AIM |
Write each line out again exactly as written.

RECORDS TO USE |
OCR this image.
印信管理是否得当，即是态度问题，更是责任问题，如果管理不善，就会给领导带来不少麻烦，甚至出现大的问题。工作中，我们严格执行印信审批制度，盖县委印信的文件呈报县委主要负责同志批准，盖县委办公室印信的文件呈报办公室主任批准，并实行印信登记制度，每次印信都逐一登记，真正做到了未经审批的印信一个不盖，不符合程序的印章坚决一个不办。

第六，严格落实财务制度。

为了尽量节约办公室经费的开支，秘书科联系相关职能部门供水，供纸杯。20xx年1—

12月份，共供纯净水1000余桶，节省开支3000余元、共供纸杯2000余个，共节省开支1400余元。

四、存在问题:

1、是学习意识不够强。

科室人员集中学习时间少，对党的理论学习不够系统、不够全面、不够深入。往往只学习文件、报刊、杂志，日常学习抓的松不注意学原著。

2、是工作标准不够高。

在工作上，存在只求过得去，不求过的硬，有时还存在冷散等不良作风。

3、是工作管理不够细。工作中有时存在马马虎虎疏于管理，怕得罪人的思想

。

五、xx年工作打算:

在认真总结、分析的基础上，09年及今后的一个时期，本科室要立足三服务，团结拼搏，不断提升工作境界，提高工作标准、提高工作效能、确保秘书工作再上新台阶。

RESULT |
OCR this image.
印信管理是否得当，即是态度问题，更是责任问题，如果管理不善，就会给领导带来不少麻烦，甚至出现大的问题。工作中，我们严格执行印信审批制度，盖县委印信的文件呈报县委主要负责同志批准，盖县委办公室印信的文件呈报办公室主任批准，并实行印信登记制度，每次印信都逐一登记，真正做到了未经审批的印信一个不盖，不符合程序的印章坚决一个不办。

第六，严格落实财务制度。

为了尽量节约办公室经费的开支，秘书科联系相关职能部门供水，供纸杯。20xx年1—

12月份，共供纯净水1000余桶，节省开支3000余元、共供纸杯2000余个，共节省开支1400余元。

四、存在问题:

1、是学习意识不够强。

科室人员集中学习时间少，对党的理论学习不够系统、不够全面、不够深入。往往只学习文件、报刊、杂志，日常学习抓的松不注意学原著。

2、是工作标准不够高。

在工作上，存在只求过得去，不求过的硬，有时还存在冷散等不良作风。

3、是工作管理不够细。工作中有时存在马马虎虎疏于管理，怕得罪人的思想

。

五、xx年工作打算:

在认真总结、分析的基础上，09年及今后的一个时期，本科室要立足三服务，团结拼搏，不断提升工作境界，提高工作标准、提高工作效能、确保秘书工作再上新台阶。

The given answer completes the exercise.